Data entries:
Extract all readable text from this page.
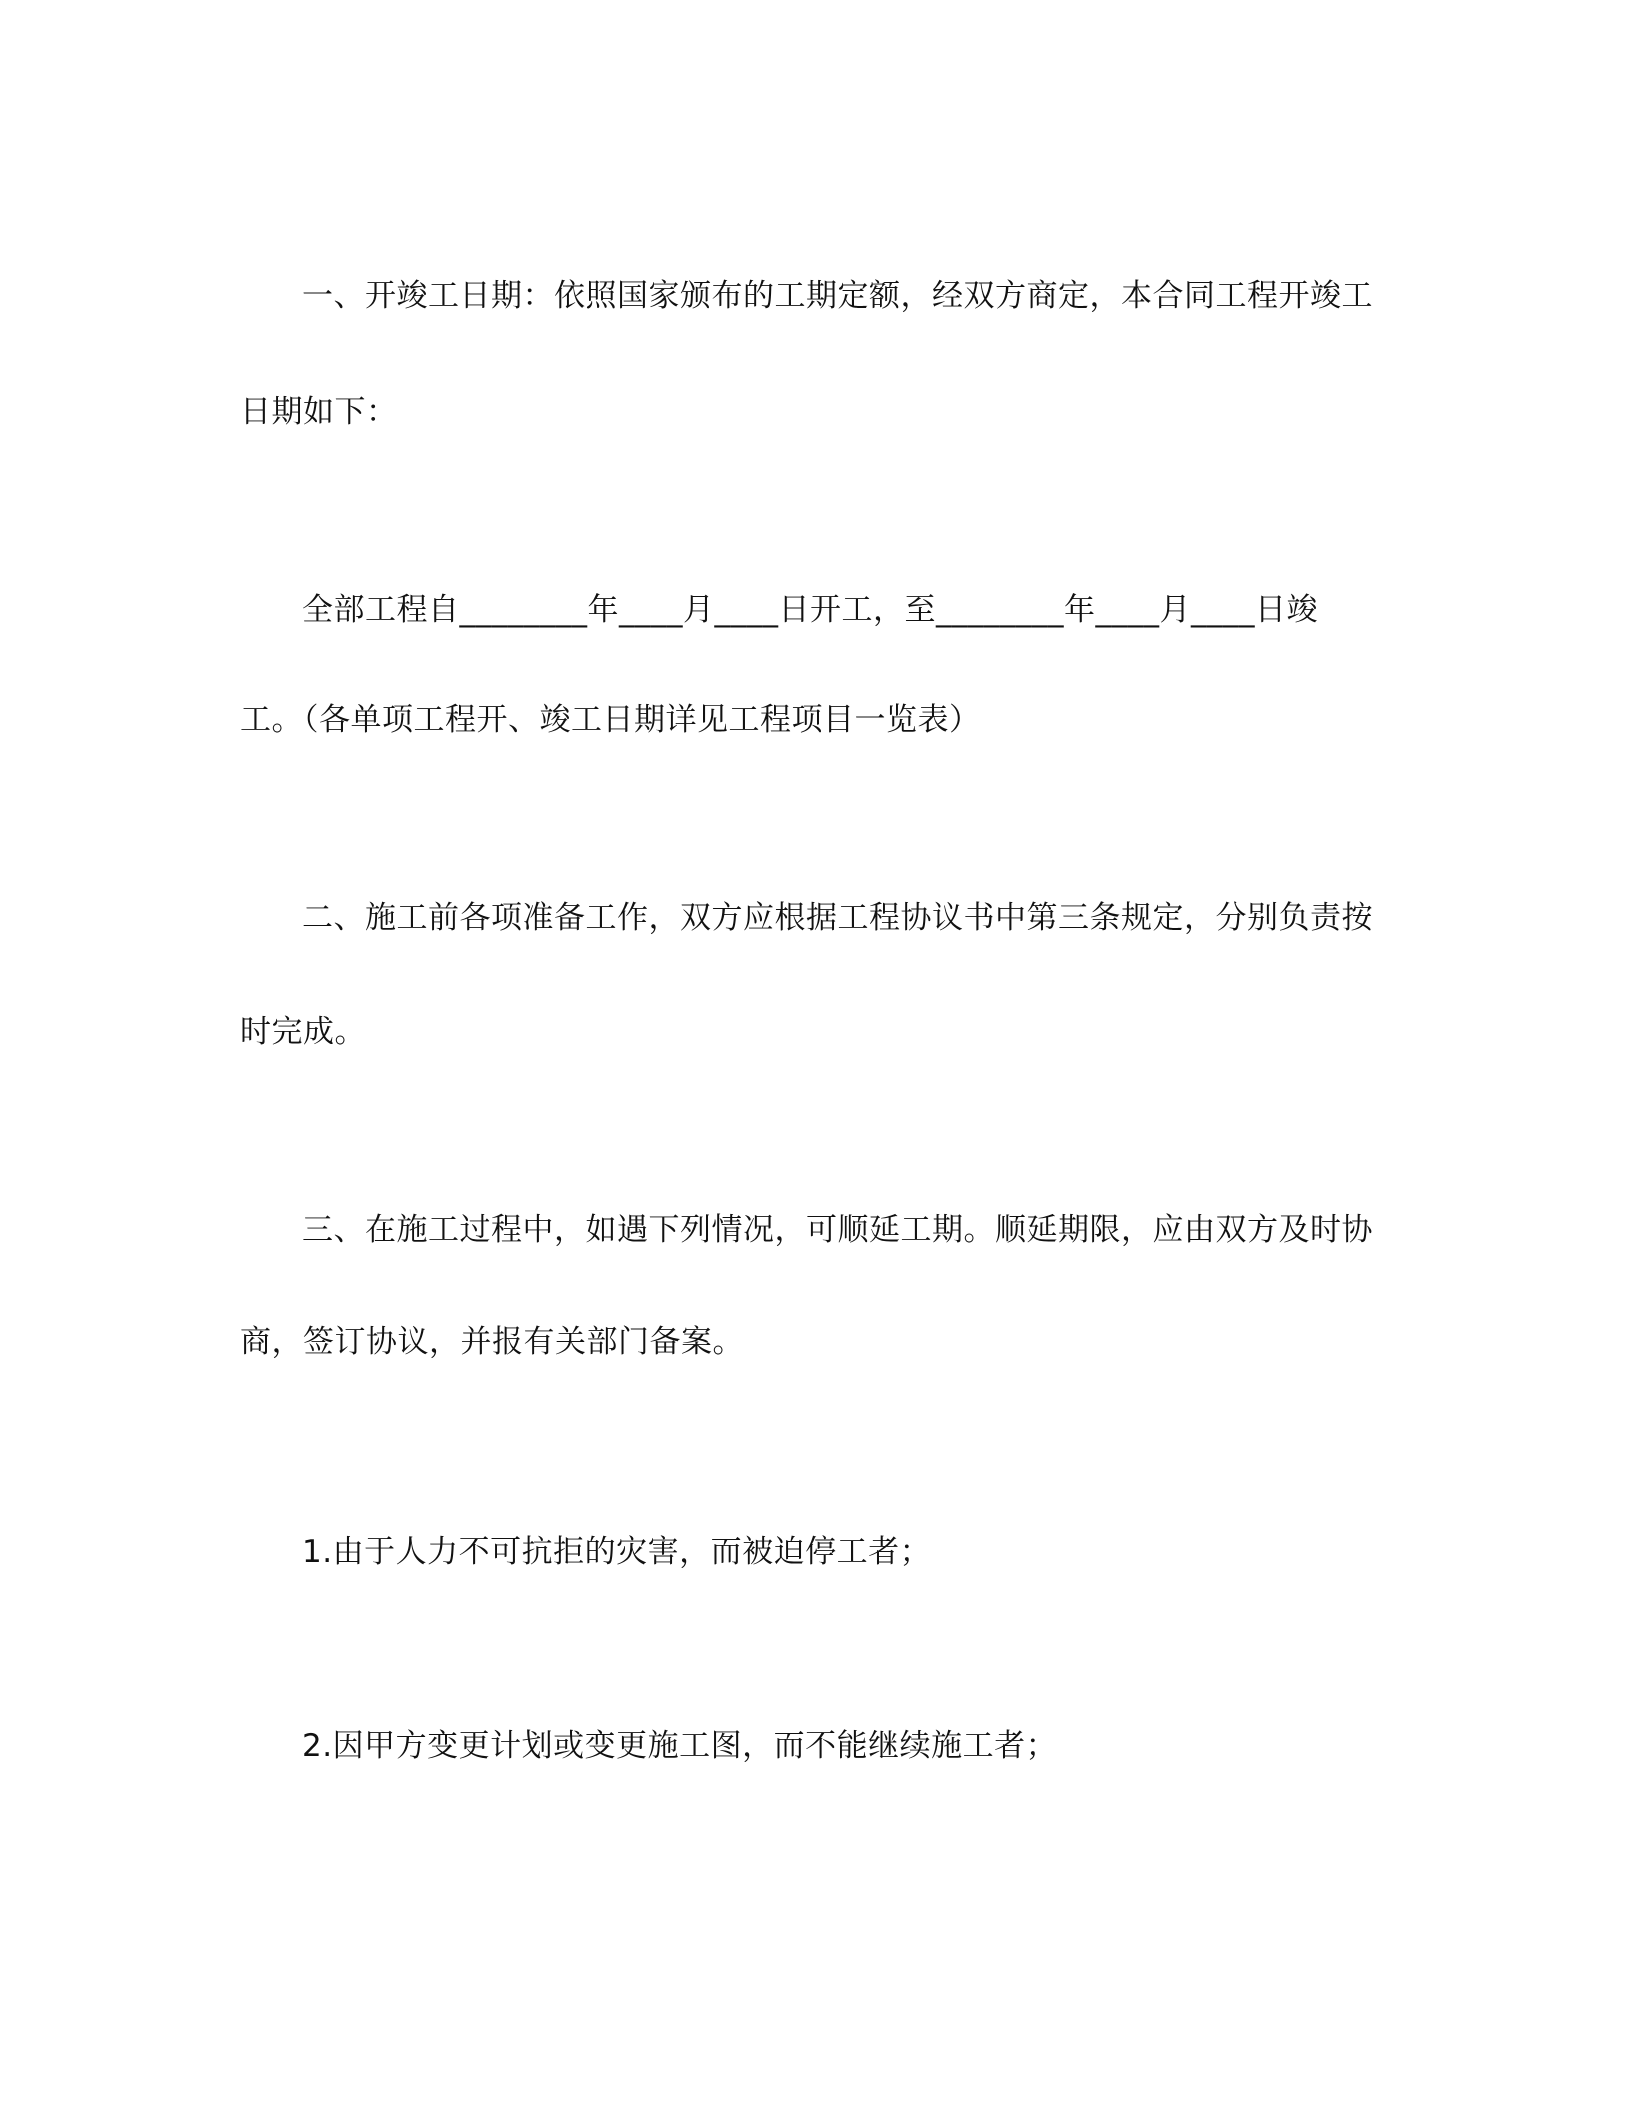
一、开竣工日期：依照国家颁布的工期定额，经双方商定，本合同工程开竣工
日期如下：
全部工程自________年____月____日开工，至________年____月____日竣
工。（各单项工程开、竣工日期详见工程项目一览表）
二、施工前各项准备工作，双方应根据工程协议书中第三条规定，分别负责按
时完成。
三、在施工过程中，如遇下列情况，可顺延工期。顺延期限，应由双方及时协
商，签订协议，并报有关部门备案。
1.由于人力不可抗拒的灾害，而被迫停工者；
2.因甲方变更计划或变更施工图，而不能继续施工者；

Given instruction: Write every record out again exactly; no pictures belong in the copy.

Response to this exercise:
Extract all readable text from this page.
一、开竣工日期：依照国家颁布的工期定额，经双方商定，本合同工程开竣工
日期如下：
全部工程自________年____月____日开工，至________年____月____日竣
工。（各单项工程开、竣工日期详见工程项目一览表）
二、施工前各项准备工作，双方应根据工程协议书中第三条规定，分别负责按
时完成。
三、在施工过程中，如遇下列情况，可顺延工期。顺延期限，应由双方及时协
商，签订协议，并报有关部门备案。
1.由于人力不可抗拒的灾害，而被迫停工者；
2.因甲方变更计划或变更施工图，而不能继续施工者；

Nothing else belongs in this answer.